• _Task instructions_: Report how many lines contain "Egyéb". The answer is a single number.

--- Record set ---

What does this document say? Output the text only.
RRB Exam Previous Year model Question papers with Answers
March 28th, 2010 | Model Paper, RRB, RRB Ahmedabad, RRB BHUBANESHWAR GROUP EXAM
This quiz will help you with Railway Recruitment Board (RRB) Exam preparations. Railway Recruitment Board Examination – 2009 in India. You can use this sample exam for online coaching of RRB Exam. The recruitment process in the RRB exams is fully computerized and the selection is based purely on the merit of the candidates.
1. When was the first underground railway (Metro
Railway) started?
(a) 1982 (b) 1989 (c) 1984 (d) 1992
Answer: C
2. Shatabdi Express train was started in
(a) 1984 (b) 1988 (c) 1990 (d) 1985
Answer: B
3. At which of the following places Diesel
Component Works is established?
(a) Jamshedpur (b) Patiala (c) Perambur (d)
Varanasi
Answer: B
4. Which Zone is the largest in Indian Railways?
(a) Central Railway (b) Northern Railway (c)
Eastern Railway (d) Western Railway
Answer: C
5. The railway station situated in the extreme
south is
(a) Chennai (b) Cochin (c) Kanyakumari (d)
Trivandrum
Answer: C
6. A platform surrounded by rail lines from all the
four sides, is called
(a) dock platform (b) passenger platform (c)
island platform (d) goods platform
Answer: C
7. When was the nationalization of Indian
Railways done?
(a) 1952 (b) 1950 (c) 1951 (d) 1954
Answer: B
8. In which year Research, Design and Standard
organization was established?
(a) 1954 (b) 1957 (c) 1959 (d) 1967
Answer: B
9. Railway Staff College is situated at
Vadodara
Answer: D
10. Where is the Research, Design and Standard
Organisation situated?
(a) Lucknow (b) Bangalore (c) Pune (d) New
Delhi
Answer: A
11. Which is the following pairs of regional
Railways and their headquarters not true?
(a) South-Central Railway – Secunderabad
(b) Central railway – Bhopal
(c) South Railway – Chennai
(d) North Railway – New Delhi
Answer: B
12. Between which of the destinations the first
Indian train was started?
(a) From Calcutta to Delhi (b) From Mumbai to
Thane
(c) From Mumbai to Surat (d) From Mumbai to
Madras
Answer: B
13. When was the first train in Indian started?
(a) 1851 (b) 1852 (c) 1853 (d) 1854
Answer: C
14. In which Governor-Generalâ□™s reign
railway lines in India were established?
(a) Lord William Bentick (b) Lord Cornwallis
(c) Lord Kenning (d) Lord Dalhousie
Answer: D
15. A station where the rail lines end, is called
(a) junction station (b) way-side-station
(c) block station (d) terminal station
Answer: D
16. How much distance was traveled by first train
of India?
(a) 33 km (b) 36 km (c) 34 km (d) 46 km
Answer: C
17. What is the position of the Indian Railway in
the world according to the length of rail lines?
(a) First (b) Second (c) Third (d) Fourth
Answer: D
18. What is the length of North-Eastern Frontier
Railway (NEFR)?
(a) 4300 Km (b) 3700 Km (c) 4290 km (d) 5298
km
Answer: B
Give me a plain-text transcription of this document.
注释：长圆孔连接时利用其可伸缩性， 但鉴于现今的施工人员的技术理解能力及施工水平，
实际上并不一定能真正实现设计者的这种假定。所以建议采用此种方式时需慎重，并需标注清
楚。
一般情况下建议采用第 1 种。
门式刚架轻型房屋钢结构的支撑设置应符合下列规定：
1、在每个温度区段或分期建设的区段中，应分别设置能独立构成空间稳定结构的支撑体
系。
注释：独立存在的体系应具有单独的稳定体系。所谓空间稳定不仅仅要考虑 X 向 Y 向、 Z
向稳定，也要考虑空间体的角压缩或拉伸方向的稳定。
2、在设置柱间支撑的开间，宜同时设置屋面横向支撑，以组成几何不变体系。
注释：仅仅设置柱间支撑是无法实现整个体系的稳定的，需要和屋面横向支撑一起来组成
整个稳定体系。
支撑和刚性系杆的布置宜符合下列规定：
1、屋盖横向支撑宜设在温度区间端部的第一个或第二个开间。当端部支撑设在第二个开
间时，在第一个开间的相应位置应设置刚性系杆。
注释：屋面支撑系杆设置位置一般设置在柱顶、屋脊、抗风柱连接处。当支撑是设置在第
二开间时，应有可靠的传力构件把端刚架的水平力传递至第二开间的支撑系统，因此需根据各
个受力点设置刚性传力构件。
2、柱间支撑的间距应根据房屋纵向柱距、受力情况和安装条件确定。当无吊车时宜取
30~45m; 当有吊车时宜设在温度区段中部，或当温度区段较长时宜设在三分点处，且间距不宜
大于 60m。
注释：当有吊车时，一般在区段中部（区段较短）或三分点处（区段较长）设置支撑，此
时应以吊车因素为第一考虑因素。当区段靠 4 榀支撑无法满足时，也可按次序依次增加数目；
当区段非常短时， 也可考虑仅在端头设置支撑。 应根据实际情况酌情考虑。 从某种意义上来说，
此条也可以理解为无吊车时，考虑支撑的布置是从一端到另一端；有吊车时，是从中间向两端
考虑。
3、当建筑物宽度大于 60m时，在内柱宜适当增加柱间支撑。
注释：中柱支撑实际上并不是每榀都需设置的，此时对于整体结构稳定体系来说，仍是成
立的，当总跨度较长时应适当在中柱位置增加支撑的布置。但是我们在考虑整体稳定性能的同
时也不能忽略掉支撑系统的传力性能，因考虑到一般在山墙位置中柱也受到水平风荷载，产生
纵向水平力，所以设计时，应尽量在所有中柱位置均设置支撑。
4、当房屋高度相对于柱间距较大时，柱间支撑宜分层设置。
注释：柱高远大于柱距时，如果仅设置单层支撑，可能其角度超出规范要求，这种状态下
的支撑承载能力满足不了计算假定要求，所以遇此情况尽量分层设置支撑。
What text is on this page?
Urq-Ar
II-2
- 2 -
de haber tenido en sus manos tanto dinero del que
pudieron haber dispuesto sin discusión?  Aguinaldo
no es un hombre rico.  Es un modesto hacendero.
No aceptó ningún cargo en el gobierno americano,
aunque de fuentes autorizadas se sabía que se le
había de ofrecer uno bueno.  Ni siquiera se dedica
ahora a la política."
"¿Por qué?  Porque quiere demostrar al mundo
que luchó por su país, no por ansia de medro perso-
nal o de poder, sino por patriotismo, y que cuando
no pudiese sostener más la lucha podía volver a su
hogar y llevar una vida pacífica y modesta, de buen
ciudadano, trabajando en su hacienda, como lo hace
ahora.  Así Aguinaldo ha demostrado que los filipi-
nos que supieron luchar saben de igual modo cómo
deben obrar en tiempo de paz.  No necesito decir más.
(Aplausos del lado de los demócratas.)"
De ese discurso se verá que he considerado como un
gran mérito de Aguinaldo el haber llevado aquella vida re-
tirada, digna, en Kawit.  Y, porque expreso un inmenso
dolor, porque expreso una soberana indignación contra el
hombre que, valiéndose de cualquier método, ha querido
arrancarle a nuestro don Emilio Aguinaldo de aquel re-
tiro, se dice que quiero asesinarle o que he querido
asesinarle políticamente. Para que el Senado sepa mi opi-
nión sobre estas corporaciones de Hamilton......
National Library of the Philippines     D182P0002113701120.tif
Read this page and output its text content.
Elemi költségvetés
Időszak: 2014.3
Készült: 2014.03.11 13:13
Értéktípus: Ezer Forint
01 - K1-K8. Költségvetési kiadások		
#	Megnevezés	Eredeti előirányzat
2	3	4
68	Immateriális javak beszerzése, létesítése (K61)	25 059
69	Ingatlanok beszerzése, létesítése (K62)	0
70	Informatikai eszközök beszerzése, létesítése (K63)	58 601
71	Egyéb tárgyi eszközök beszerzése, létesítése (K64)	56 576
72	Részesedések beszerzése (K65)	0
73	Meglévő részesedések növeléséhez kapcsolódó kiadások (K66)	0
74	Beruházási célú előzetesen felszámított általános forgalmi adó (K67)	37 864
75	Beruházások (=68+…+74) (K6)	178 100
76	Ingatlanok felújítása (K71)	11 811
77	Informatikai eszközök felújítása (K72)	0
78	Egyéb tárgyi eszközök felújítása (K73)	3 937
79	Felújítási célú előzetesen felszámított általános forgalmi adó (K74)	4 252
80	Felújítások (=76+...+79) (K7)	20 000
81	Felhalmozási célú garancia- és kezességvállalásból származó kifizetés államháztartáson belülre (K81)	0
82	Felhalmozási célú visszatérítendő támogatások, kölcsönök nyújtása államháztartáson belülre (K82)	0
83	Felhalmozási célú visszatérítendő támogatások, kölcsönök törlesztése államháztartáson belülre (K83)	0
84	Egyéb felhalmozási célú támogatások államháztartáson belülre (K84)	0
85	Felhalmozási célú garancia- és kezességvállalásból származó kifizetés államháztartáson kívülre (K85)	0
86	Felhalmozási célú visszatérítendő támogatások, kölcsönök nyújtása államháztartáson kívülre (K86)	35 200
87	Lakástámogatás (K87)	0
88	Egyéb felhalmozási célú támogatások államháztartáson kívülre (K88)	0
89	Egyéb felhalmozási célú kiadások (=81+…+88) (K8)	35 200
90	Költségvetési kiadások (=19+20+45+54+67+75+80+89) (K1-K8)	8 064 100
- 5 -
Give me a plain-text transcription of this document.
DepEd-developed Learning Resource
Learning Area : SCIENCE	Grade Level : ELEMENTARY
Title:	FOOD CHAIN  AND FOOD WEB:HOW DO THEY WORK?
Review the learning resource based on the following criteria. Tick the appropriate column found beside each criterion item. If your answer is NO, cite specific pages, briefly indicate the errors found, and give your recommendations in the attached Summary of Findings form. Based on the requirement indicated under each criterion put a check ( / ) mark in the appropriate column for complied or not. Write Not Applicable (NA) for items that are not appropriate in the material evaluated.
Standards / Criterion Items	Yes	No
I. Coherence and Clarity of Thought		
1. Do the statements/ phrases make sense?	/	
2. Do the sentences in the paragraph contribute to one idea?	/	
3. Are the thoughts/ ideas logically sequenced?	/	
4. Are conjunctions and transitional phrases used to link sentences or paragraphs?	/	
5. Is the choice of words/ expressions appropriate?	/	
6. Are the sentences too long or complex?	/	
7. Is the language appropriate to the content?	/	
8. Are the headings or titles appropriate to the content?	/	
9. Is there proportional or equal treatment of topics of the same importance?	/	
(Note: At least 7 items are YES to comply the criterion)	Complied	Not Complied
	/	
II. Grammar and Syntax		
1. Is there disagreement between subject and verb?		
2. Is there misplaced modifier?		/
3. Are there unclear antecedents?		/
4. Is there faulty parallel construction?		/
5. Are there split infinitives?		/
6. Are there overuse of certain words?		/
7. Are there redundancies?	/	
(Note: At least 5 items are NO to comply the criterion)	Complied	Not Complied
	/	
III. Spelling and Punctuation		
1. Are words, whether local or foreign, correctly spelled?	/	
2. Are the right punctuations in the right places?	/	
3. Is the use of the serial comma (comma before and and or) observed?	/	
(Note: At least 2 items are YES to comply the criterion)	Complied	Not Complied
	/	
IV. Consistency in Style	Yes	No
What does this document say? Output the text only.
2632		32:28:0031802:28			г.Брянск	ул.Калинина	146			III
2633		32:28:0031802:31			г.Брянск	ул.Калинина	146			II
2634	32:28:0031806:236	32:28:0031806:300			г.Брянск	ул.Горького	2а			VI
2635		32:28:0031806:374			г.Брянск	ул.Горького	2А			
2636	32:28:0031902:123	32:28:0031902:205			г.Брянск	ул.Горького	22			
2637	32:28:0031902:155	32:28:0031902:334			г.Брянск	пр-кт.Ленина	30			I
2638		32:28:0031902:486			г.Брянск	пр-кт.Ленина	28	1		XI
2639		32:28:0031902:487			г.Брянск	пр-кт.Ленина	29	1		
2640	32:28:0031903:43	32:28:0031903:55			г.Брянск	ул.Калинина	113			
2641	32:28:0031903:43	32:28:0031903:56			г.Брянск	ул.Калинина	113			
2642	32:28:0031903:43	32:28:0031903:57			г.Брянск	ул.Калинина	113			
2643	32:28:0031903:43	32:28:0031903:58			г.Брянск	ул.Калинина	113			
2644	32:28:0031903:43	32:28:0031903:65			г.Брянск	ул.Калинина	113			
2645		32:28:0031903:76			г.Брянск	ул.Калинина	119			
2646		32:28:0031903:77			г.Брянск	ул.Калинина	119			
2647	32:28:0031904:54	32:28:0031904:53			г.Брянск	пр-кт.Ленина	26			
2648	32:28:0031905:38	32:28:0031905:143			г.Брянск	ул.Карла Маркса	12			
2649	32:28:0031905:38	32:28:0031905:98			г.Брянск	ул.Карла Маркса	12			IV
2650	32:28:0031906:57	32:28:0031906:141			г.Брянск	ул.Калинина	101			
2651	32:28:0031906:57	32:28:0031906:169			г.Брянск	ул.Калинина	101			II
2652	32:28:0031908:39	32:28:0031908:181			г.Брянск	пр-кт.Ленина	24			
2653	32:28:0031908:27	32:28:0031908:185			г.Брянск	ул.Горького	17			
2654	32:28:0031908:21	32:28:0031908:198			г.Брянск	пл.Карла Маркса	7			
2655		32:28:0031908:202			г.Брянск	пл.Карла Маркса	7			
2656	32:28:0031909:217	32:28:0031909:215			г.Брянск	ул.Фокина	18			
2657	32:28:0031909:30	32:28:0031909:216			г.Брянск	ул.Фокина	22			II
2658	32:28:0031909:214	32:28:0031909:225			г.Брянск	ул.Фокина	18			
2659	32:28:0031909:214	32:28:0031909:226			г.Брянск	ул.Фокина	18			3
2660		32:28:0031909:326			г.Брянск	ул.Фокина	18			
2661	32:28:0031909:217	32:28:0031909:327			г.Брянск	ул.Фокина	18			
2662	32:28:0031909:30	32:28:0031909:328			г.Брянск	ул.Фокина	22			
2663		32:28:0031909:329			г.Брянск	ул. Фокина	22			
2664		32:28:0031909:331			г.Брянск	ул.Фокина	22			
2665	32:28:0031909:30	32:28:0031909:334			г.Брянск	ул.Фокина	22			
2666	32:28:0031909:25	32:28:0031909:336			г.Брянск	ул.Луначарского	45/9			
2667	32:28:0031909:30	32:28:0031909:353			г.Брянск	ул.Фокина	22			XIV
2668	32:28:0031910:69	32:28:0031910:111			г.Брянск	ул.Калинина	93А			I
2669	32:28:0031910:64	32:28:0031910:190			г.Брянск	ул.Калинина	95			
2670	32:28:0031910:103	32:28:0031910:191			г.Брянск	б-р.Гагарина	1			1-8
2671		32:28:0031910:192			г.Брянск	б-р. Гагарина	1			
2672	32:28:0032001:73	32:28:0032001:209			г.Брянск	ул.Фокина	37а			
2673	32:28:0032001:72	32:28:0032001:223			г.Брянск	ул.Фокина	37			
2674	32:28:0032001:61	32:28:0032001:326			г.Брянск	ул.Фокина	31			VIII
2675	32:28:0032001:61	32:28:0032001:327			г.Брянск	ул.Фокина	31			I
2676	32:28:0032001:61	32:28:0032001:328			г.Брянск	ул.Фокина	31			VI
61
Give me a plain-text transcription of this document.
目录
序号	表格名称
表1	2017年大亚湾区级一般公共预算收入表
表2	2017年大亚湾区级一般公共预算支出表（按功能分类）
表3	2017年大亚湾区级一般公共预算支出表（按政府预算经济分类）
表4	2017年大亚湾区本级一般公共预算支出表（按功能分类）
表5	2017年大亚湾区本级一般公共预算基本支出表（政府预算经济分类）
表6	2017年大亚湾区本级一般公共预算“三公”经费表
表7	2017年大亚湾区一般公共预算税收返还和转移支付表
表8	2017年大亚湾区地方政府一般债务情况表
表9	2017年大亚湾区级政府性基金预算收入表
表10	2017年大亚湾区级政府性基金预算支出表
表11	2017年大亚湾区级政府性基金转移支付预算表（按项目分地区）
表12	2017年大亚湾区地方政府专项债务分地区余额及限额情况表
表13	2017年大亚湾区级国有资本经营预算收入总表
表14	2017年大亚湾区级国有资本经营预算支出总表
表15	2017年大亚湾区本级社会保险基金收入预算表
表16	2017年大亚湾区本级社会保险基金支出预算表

---

• _Exercise output_: 5